- Exercise details
Copy out all of the data below with no alterations.

- Material to process

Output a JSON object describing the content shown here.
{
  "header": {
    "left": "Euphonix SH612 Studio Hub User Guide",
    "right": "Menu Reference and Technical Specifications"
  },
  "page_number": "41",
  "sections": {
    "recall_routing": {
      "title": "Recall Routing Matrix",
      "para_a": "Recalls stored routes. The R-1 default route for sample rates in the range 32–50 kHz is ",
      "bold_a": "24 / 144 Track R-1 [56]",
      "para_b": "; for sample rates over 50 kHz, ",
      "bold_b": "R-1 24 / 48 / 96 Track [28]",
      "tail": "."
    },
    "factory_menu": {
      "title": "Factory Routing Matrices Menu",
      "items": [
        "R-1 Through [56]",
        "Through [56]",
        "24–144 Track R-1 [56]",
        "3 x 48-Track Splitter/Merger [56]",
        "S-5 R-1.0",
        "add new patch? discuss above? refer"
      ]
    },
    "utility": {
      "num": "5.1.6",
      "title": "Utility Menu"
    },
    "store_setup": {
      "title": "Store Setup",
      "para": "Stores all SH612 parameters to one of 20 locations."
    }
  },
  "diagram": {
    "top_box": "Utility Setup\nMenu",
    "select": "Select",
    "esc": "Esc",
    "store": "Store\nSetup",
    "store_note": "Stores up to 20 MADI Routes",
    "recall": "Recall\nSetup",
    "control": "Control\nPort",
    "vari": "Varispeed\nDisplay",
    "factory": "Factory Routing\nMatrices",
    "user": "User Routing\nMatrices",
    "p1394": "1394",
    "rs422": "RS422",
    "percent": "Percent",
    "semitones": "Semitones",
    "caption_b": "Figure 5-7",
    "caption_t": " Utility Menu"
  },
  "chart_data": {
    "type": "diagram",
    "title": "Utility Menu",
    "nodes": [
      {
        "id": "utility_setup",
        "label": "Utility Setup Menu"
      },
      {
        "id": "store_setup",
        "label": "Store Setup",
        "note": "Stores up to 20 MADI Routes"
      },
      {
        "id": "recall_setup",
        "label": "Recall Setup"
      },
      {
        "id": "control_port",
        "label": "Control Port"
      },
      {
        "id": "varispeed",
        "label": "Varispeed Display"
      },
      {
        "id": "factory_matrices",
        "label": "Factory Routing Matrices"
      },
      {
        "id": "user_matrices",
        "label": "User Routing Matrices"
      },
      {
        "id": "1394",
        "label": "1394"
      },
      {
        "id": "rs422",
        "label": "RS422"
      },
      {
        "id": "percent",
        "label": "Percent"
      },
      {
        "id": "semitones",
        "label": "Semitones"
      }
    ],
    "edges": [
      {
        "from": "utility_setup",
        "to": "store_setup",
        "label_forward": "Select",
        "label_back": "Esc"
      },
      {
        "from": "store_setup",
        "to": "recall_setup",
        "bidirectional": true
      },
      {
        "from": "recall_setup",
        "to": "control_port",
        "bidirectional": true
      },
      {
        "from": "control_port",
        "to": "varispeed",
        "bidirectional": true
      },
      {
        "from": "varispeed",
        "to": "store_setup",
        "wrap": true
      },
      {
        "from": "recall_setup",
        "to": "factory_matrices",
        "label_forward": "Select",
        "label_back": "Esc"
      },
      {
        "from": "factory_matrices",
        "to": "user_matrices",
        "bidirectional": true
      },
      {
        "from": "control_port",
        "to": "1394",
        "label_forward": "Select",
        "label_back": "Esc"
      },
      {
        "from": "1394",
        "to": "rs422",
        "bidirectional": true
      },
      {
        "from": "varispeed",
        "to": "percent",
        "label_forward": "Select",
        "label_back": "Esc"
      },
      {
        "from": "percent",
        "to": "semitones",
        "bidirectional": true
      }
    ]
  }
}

- Result
Output a JSON object describing the content shown here.
{
  "header": {
    "left": "Euphonix SH612 Studio Hub User Guide",
    "right": "Menu Reference and Technical Specifications"
  },
  "page_number": "41",
  "sections": {
    "recall_routing": {
      "title": "Recall Routing Matrix",
      "para_a": "Recalls stored routes. The R-1 default route for sample rates in the range 32–50 kHz is ",
      "bold_a": "24 / 144 Track R-1 [56]",
      "para_b": "; for sample rates over 50 kHz, ",
      "bold_b": "R-1 24 / 48 / 96 Track [28]",
      "tail": "."
    },
    "factory_menu": {
      "title": "Factory Routing Matrices Menu",
      "items": [
        "R-1 Through [56]",
        "Through [56]",
        "24–144 Track R-1 [56]",
        "3 x 48-Track Splitter/Merger [56]",
        "S-5 R-1.0",
        "add new patch? discuss above? refer"
      ]
    },
    "utility": {
      "num": "5.1.6",
      "title": "Utility Menu"
    },
    "store_setup": {
      "title": "Store Setup",
      "para": "Stores all SH612 parameters to one of 20 locations."
    }
  },
  "diagram": {
    "top_box": "Utility Setup\nMenu",
    "select": "Select",
    "esc": "Esc",
    "store": "Store\nSetup",
    "store_note": "Stores up to 20 MADI Routes",
    "recall": "Recall\nSetup",
    "control": "Control\nPort",
    "vari": "Varispeed\nDisplay",
    "factory": "Factory Routing\nMatrices",
    "user": "User Routing\nMatrices",
    "p1394": "1394",
    "rs422": "RS422",
    "percent": "Percent",
    "semitones": "Semitones",
    "caption_b": "Figure 5-7",
    "caption_t": " Utility Menu"
  },
  "chart_data": {
    "type": "diagram",
    "title": "Utility Menu",
    "nodes": [
      {
        "id": "utility_setup",
        "label": "Utility Setup Menu"
      },
      {
        "id": "store_setup",
        "label": "Store Setup",
        "note": "Stores up to 20 MADI Routes"
      },
      {
        "id": "recall_setup",
        "label": "Recall Setup"
      },
      {
        "id": "control_port",
        "label": "Control Port"
      },
      {
        "id": "varispeed",
        "label": "Varispeed Display"
      },
      {
        "id": "factory_matrices",
        "label": "Factory Routing Matrices"
      },
      {
        "id": "user_matrices",
        "label": "User Routing Matrices"
      },
      {
        "id": "1394",
        "label": "1394"
      },
      {
        "id": "rs422",
        "label": "RS422"
      },
      {
        "id": "percent",
        "label": "Percent"
      },
      {
        "id": "semitones",
        "label": "Semitones"
      }
    ],
    "edges": [
      {
        "from": "utility_setup",
        "to": "store_setup",
        "label_forward": "Select",
        "label_back": "Esc"
      },
      {
        "from": "store_setup",
        "to": "recall_setup",
        "bidirectional": true
      },
      {
        "from": "recall_setup",
        "to": "control_port",
        "bidirectional": true
      },
      {
        "from": "control_port",
        "to": "varispeed",
        "bidirectional": true
      },
      {
        "from": "varispeed",
        "to": "store_setup",
        "wrap": true
      },
      {
        "from": "recall_setup",
        "to": "factory_matrices",
        "label_forward": "Select",
        "label_back": "Esc"
      },
      {
        "from": "factory_matrices",
        "to": "user_matrices",
        "bidirectional": true
      },
      {
        "from": "control_port",
        "to": "1394",
        "label_forward": "Select",
        "label_back": "Esc"
      },
      {
        "from": "1394",
        "to": "rs422",
        "bidirectional": true
      },
      {
        "from": "varispeed",
        "to": "percent",
        "label_forward": "Select",
        "label_back": "Esc"
      },
      {
        "from": "percent",
        "to": "semitones",
        "bidirectional": true
      }
    ]
  }
}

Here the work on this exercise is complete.